* _Set exercise_
Transcribe the records exactly. Pictures do not belong in the transcription.

* _Extracted information_
┄┄┄┄┄┄┄┄┄┄┄┄┄┄┄┄┄┄┄┄

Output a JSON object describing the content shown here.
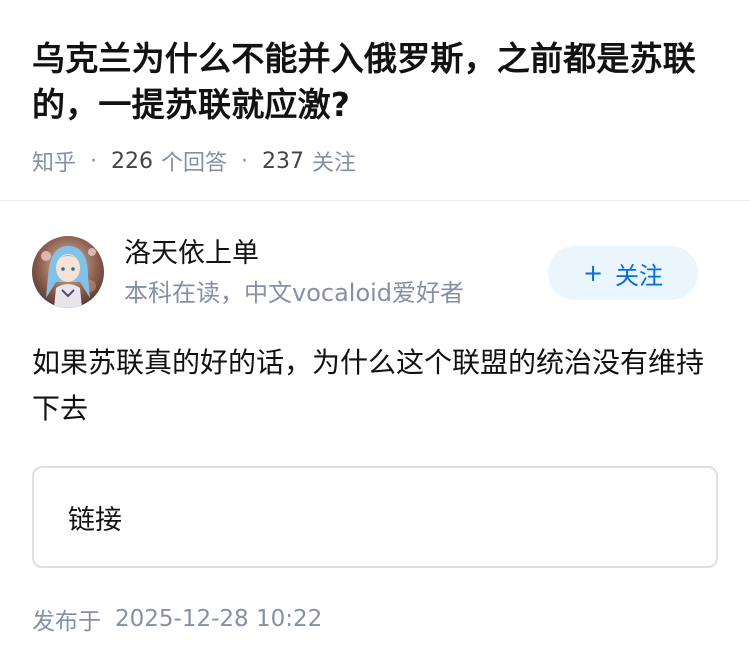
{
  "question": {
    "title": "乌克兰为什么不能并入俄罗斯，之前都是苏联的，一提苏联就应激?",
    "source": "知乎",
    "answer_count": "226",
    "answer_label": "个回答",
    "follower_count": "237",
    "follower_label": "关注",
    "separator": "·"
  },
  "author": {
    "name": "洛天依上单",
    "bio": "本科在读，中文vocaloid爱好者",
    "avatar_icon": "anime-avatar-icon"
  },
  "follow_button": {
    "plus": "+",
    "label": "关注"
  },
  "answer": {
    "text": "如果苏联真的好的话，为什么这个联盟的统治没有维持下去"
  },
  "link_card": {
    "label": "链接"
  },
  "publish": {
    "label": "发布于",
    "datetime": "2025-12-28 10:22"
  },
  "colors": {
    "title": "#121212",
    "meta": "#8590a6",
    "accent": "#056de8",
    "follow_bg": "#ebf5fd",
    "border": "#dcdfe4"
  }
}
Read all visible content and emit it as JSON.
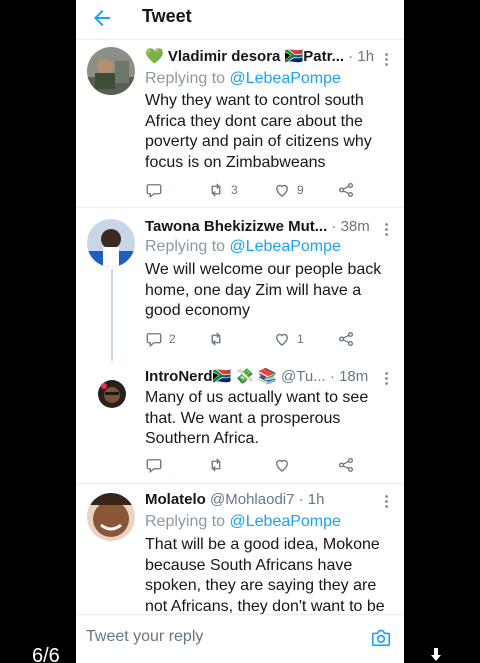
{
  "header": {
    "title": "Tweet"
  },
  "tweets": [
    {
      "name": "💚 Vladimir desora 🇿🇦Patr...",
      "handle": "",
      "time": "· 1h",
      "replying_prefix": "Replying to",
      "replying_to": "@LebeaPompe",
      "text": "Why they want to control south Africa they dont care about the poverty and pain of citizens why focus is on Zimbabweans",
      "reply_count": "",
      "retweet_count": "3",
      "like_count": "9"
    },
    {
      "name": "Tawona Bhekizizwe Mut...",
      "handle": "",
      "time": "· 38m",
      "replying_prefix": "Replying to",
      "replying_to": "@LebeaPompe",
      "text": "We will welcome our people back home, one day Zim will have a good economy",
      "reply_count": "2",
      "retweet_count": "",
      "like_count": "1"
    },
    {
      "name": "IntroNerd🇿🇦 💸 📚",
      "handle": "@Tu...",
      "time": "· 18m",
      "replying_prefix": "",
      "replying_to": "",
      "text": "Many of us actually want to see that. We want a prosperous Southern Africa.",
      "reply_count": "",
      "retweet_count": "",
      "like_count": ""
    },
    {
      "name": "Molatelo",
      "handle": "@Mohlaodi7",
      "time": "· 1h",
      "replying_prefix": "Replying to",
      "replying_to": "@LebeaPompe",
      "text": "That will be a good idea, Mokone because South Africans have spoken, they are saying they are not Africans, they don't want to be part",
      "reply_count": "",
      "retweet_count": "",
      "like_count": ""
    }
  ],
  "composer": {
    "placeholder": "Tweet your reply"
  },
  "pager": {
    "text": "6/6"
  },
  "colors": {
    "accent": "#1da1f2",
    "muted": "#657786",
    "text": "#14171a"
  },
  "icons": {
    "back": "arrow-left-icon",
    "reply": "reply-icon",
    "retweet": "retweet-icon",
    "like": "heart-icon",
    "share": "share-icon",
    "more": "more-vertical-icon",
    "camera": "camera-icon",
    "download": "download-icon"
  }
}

┄┄┄┄┄┄┄┄┄┄┄┄┄┄┄┄┄┄┄┄

* _Final result_
Output a JSON object describing the content shown here.
{
  "question": {
    "title": "乌克兰为什么不能并入俄罗斯，之前都是苏联的，一提苏联就应激?",
    "source": "知乎",
    "answer_count": "226",
    "answer_label": "个回答",
    "follower_count": "237",
    "follower_label": "关注",
    "separator": "·"
  },
  "author": {
    "name": "洛天依上单",
    "bio": "本科在读，中文vocaloid爱好者",
    "avatar_icon": "anime-avatar-icon"
  },
  "follow_button": {
    "plus": "+",
    "label": "关注"
  },
  "answer": {
    "text": "如果苏联真的好的话，为什么这个联盟的统治没有维持下去"
  },
  "link_card": {
    "label": "链接"
  },
  "publish": {
    "label": "发布于",
    "datetime": "2025-12-28 10:22"
  },
  "colors": {
    "title": "#121212",
    "meta": "#8590a6",
    "accent": "#056de8",
    "follow_bg": "#ebf5fd",
    "border": "#dcdfe4"
  }
}
Read all visible content and emit it as JSON.
{
  "header": {
    "title": "Tweet"
  },
  "tweets": [
    {
      "name": "💚 Vladimir desora 🇿🇦Patr...",
      "handle": "",
      "time": "· 1h",
      "replying_prefix": "Replying to",
      "replying_to": "@LebeaPompe",
      "text": "Why they want to control south Africa they dont care about the poverty and pain of citizens why focus is on Zimbabweans",
      "reply_count": "",
      "retweet_count": "3",
      "like_count": "9"
    },
    {
      "name": "Tawona Bhekizizwe Mut...",
      "handle": "",
      "time": "· 38m",
      "replying_prefix": "Replying to",
      "replying_to": "@LebeaPompe",
      "text": "We will welcome our people back home, one day Zim will have a good economy",
      "reply_count": "2",
      "retweet_count": "",
      "like_count": "1"
    },
    {
      "name": "IntroNerd🇿🇦 💸 📚",
      "handle": "@Tu...",
      "time": "· 18m",
      "replying_prefix": "",
      "replying_to": "",
      "text": "Many of us actually want to see that. We want a prosperous Southern Africa.",
      "reply_count": "",
      "retweet_count": "",
      "like_count": ""
    },
    {
      "name": "Molatelo",
      "handle": "@Mohlaodi7",
      "time": "· 1h",
      "replying_prefix": "Replying to",
      "replying_to": "@LebeaPompe",
      "text": "That will be a good idea, Mokone because South Africans have spoken, they are saying they are not Africans, they don't want to be part",
      "reply_count": "",
      "retweet_count": "",
      "like_count": ""
    }
  ],
  "composer": {
    "placeholder": "Tweet your reply"
  },
  "pager": {
    "text": "6/6"
  },
  "colors": {
    "accent": "#1da1f2",
    "muted": "#657786",
    "text": "#14171a"
  },
  "icons": {
    "back": "arrow-left-icon",
    "reply": "reply-icon",
    "retweet": "retweet-icon",
    "like": "heart-icon",
    "share": "share-icon",
    "more": "more-vertical-icon",
    "camera": "camera-icon",
    "download": "download-icon"
  }
}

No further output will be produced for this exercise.